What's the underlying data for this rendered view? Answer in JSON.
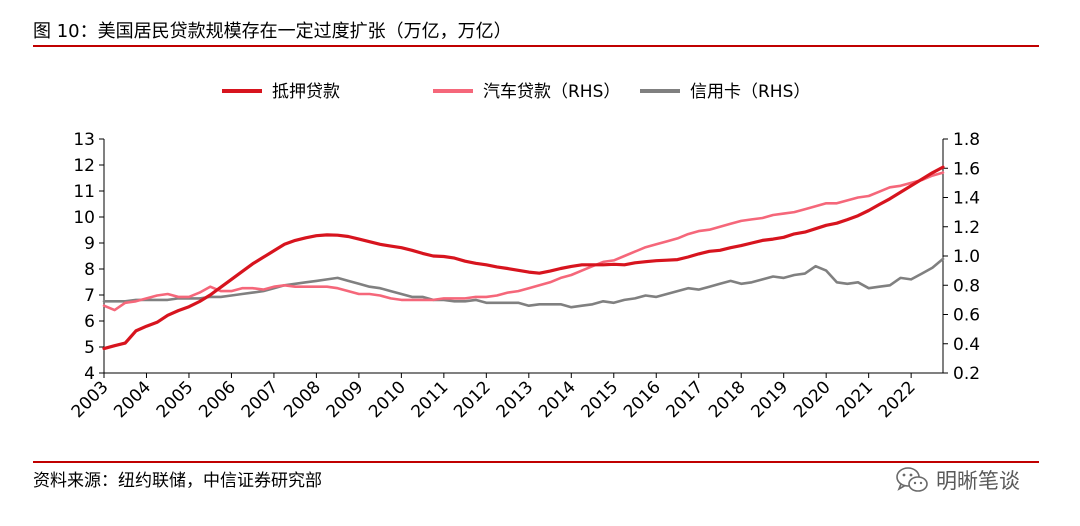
{
  "header": {
    "title": "图 10：美国居民贷款规模存在一定过度扩张（万亿，万亿）"
  },
  "footer": {
    "source": "资料来源：纽约联储，中信证券研究部",
    "watermark": "明晰笔谈",
    "watermark_icon": "wechat-icon"
  },
  "colors": {
    "accent": "#c00000",
    "mortgage": "#d7141e",
    "auto": "#f5677a",
    "card": "#808080"
  },
  "chart_data": {
    "type": "line",
    "title": "",
    "xlabel": "",
    "ylabel": "",
    "x_start": 2003.0,
    "x_step": 0.25,
    "x_ticks": [
      2003,
      2004,
      2005,
      2006,
      2007,
      2008,
      2009,
      2010,
      2011,
      2012,
      2013,
      2014,
      2015,
      2016,
      2017,
      2018,
      2019,
      2020,
      2021,
      2022
    ],
    "y_left": {
      "range": [
        4,
        13
      ],
      "ticks": [
        4,
        5,
        6,
        7,
        8,
        9,
        10,
        11,
        12,
        13
      ]
    },
    "y_right": {
      "range": [
        0.2,
        1.8
      ],
      "ticks": [
        "0.2",
        "0.4",
        "0.6",
        "0.8",
        "1.0",
        "1.2",
        "1.4",
        "1.6",
        "1.8"
      ]
    },
    "grid": false,
    "legend": "top",
    "series": [
      {
        "name": "抵押贷款",
        "axis": "left",
        "color": "#d7141e",
        "values": [
          4.94,
          5.05,
          5.15,
          5.62,
          5.8,
          5.95,
          6.22,
          6.4,
          6.55,
          6.75,
          7.0,
          7.3,
          7.6,
          7.9,
          8.2,
          8.45,
          8.7,
          8.95,
          9.1,
          9.2,
          9.28,
          9.31,
          9.3,
          9.25,
          9.15,
          9.05,
          8.95,
          8.88,
          8.82,
          8.72,
          8.6,
          8.5,
          8.48,
          8.42,
          8.3,
          8.22,
          8.16,
          8.08,
          8.02,
          7.95,
          7.88,
          7.84,
          7.92,
          8.02,
          8.1,
          8.16,
          8.16,
          8.16,
          8.18,
          8.16,
          8.24,
          8.28,
          8.32,
          8.34,
          8.36,
          8.46,
          8.58,
          8.68,
          8.72,
          8.82,
          8.9,
          9.0,
          9.1,
          9.15,
          9.22,
          9.35,
          9.42,
          9.55,
          9.68,
          9.76,
          9.9,
          10.05,
          10.25,
          10.48,
          10.7,
          10.95,
          11.2,
          11.45,
          11.7,
          11.92
        ]
      },
      {
        "name": "汽车贷款（RHS）",
        "axis": "right",
        "color": "#f5677a",
        "values": [
          0.66,
          0.63,
          0.68,
          0.69,
          0.71,
          0.73,
          0.74,
          0.72,
          0.72,
          0.75,
          0.79,
          0.76,
          0.76,
          0.78,
          0.78,
          0.77,
          0.79,
          0.8,
          0.79,
          0.79,
          0.79,
          0.79,
          0.78,
          0.76,
          0.74,
          0.74,
          0.73,
          0.71,
          0.7,
          0.7,
          0.7,
          0.7,
          0.71,
          0.71,
          0.71,
          0.72,
          0.72,
          0.73,
          0.75,
          0.76,
          0.78,
          0.8,
          0.82,
          0.85,
          0.87,
          0.9,
          0.93,
          0.96,
          0.97,
          1.0,
          1.03,
          1.06,
          1.08,
          1.1,
          1.12,
          1.15,
          1.17,
          1.18,
          1.2,
          1.22,
          1.24,
          1.25,
          1.26,
          1.28,
          1.29,
          1.3,
          1.32,
          1.34,
          1.36,
          1.36,
          1.38,
          1.4,
          1.41,
          1.44,
          1.47,
          1.48,
          1.5,
          1.52,
          1.55,
          1.57
        ]
      },
      {
        "name": "信用卡（RHS）",
        "axis": "right",
        "color": "#808080",
        "values": [
          0.69,
          0.69,
          0.69,
          0.7,
          0.7,
          0.7,
          0.7,
          0.71,
          0.71,
          0.71,
          0.72,
          0.72,
          0.73,
          0.74,
          0.75,
          0.76,
          0.78,
          0.8,
          0.81,
          0.82,
          0.83,
          0.84,
          0.85,
          0.83,
          0.81,
          0.79,
          0.78,
          0.76,
          0.74,
          0.72,
          0.72,
          0.7,
          0.7,
          0.69,
          0.69,
          0.7,
          0.68,
          0.68,
          0.68,
          0.68,
          0.66,
          0.67,
          0.67,
          0.67,
          0.65,
          0.66,
          0.67,
          0.69,
          0.68,
          0.7,
          0.71,
          0.73,
          0.72,
          0.74,
          0.76,
          0.78,
          0.77,
          0.79,
          0.81,
          0.83,
          0.81,
          0.82,
          0.84,
          0.86,
          0.85,
          0.87,
          0.88,
          0.93,
          0.9,
          0.82,
          0.81,
          0.82,
          0.78,
          0.79,
          0.8,
          0.85,
          0.84,
          0.88,
          0.92,
          0.98
        ]
      }
    ]
  }
}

:::::

**YOUR GOAL:** Set down every record once more, word for word, without pictures.

**SOLUTION TO THIS TASK:**
What's the underlying data for this rendered view? Answer in JSON.
{
  "header": {
    "title": "图 10：美国居民贷款规模存在一定过度扩张（万亿，万亿）"
  },
  "footer": {
    "source": "资料来源：纽约联储，中信证券研究部",
    "watermark": "明晰笔谈",
    "watermark_icon": "wechat-icon"
  },
  "colors": {
    "accent": "#c00000",
    "mortgage": "#d7141e",
    "auto": "#f5677a",
    "card": "#808080"
  },
  "chart_data": {
    "type": "line",
    "title": "",
    "xlabel": "",
    "ylabel": "",
    "x_start": 2003.0,
    "x_step": 0.25,
    "x_ticks": [
      2003,
      2004,
      2005,
      2006,
      2007,
      2008,
      2009,
      2010,
      2011,
      2012,
      2013,
      2014,
      2015,
      2016,
      2017,
      2018,
      2019,
      2020,
      2021,
      2022
    ],
    "y_left": {
      "range": [
        4,
        13
      ],
      "ticks": [
        4,
        5,
        6,
        7,
        8,
        9,
        10,
        11,
        12,
        13
      ]
    },
    "y_right": {
      "range": [
        0.2,
        1.8
      ],
      "ticks": [
        "0.2",
        "0.4",
        "0.6",
        "0.8",
        "1.0",
        "1.2",
        "1.4",
        "1.6",
        "1.8"
      ]
    },
    "grid": false,
    "legend": "top",
    "series": [
      {
        "name": "抵押贷款",
        "axis": "left",
        "color": "#d7141e",
        "values": [
          4.94,
          5.05,
          5.15,
          5.62,
          5.8,
          5.95,
          6.22,
          6.4,
          6.55,
          6.75,
          7.0,
          7.3,
          7.6,
          7.9,
          8.2,
          8.45,
          8.7,
          8.95,
          9.1,
          9.2,
          9.28,
          9.31,
          9.3,
          9.25,
          9.15,
          9.05,
          8.95,
          8.88,
          8.82,
          8.72,
          8.6,
          8.5,
          8.48,
          8.42,
          8.3,
          8.22,
          8.16,
          8.08,
          8.02,
          7.95,
          7.88,
          7.84,
          7.92,
          8.02,
          8.1,
          8.16,
          8.16,
          8.16,
          8.18,
          8.16,
          8.24,
          8.28,
          8.32,
          8.34,
          8.36,
          8.46,
          8.58,
          8.68,
          8.72,
          8.82,
          8.9,
          9.0,
          9.1,
          9.15,
          9.22,
          9.35,
          9.42,
          9.55,
          9.68,
          9.76,
          9.9,
          10.05,
          10.25,
          10.48,
          10.7,
          10.95,
          11.2,
          11.45,
          11.7,
          11.92
        ]
      },
      {
        "name": "汽车贷款（RHS）",
        "axis": "right",
        "color": "#f5677a",
        "values": [
          0.66,
          0.63,
          0.68,
          0.69,
          0.71,
          0.73,
          0.74,
          0.72,
          0.72,
          0.75,
          0.79,
          0.76,
          0.76,
          0.78,
          0.78,
          0.77,
          0.79,
          0.8,
          0.79,
          0.79,
          0.79,
          0.79,
          0.78,
          0.76,
          0.74,
          0.74,
          0.73,
          0.71,
          0.7,
          0.7,
          0.7,
          0.7,
          0.71,
          0.71,
          0.71,
          0.72,
          0.72,
          0.73,
          0.75,
          0.76,
          0.78,
          0.8,
          0.82,
          0.85,
          0.87,
          0.9,
          0.93,
          0.96,
          0.97,
          1.0,
          1.03,
          1.06,
          1.08,
          1.1,
          1.12,
          1.15,
          1.17,
          1.18,
          1.2,
          1.22,
          1.24,
          1.25,
          1.26,
          1.28,
          1.29,
          1.3,
          1.32,
          1.34,
          1.36,
          1.36,
          1.38,
          1.4,
          1.41,
          1.44,
          1.47,
          1.48,
          1.5,
          1.52,
          1.55,
          1.57
        ]
      },
      {
        "name": "信用卡（RHS）",
        "axis": "right",
        "color": "#808080",
        "values": [
          0.69,
          0.69,
          0.69,
          0.7,
          0.7,
          0.7,
          0.7,
          0.71,
          0.71,
          0.71,
          0.72,
          0.72,
          0.73,
          0.74,
          0.75,
          0.76,
          0.78,
          0.8,
          0.81,
          0.82,
          0.83,
          0.84,
          0.85,
          0.83,
          0.81,
          0.79,
          0.78,
          0.76,
          0.74,
          0.72,
          0.72,
          0.7,
          0.7,
          0.69,
          0.69,
          0.7,
          0.68,
          0.68,
          0.68,
          0.68,
          0.66,
          0.67,
          0.67,
          0.67,
          0.65,
          0.66,
          0.67,
          0.69,
          0.68,
          0.7,
          0.71,
          0.73,
          0.72,
          0.74,
          0.76,
          0.78,
          0.77,
          0.79,
          0.81,
          0.83,
          0.81,
          0.82,
          0.84,
          0.86,
          0.85,
          0.87,
          0.88,
          0.93,
          0.9,
          0.82,
          0.81,
          0.82,
          0.78,
          0.79,
          0.8,
          0.85,
          0.84,
          0.88,
          0.92,
          0.98
        ]
      }
    ]
  }
}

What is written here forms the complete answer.